Only the pictures stay out; every record is to be quoted exactly.

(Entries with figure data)
****************
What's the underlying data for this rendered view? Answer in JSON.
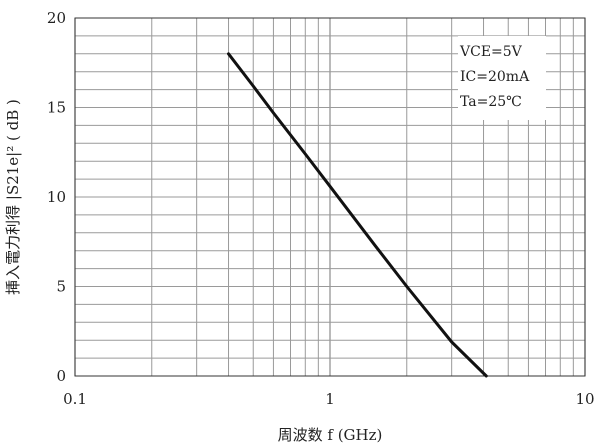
{
  "chart_data": {
    "type": "line",
    "x_scale": "log",
    "y_scale": "linear",
    "xlim": [
      0.1,
      10
    ],
    "ylim": [
      0,
      20
    ],
    "grid": true,
    "xlabel": "周波数 f (GHz)",
    "ylabel": "挿入電力利得 |S21e|² ( dB )",
    "x_ticks": [
      0.1,
      1,
      10
    ],
    "x_tick_labels": [
      "0.1",
      "1",
      "10"
    ],
    "y_ticks": [
      0,
      5,
      10,
      15,
      20
    ],
    "y_tick_labels": [
      "0",
      "5",
      "10",
      "15",
      "20"
    ],
    "annotations": [
      "VCE=5V",
      "IC=20mA",
      "Ta=25℃"
    ],
    "annotation_placement": "top-right",
    "series": [
      {
        "x": [
          0.4,
          0.5,
          0.6,
          0.8,
          1.0,
          1.5,
          2.0,
          3.0,
          4.1
        ],
        "y": [
          18.0,
          16.2,
          14.7,
          12.4,
          10.6,
          7.3,
          5.0,
          1.9,
          0.0
        ]
      }
    ],
    "colors": {
      "line": "#111111",
      "grid": "#9a9a9a",
      "axis": "#333333"
    }
  }
}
****************
:: THE RESPONSE ::
What's the underlying data for this rendered view? Answer in JSON.
{
  "chart_data": {
    "type": "line",
    "x_scale": "log",
    "y_scale": "linear",
    "xlim": [
      0.1,
      10
    ],
    "ylim": [
      0,
      20
    ],
    "grid": true,
    "xlabel": "周波数 f (GHz)",
    "ylabel": "挿入電力利得 |S21e|² ( dB )",
    "x_ticks": [
      0.1,
      1,
      10
    ],
    "x_tick_labels": [
      "0.1",
      "1",
      "10"
    ],
    "y_ticks": [
      0,
      5,
      10,
      15,
      20
    ],
    "y_tick_labels": [
      "0",
      "5",
      "10",
      "15",
      "20"
    ],
    "annotations": [
      "VCE=5V",
      "IC=20mA",
      "Ta=25℃"
    ],
    "annotation_placement": "top-right",
    "series": [
      {
        "x": [
          0.4,
          0.5,
          0.6,
          0.8,
          1.0,
          1.5,
          2.0,
          3.0,
          4.1
        ],
        "y": [
          18.0,
          16.2,
          14.7,
          12.4,
          10.6,
          7.3,
          5.0,
          1.9,
          0.0
        ]
      }
    ],
    "colors": {
      "line": "#111111",
      "grid": "#9a9a9a",
      "axis": "#333333"
    }
  }
}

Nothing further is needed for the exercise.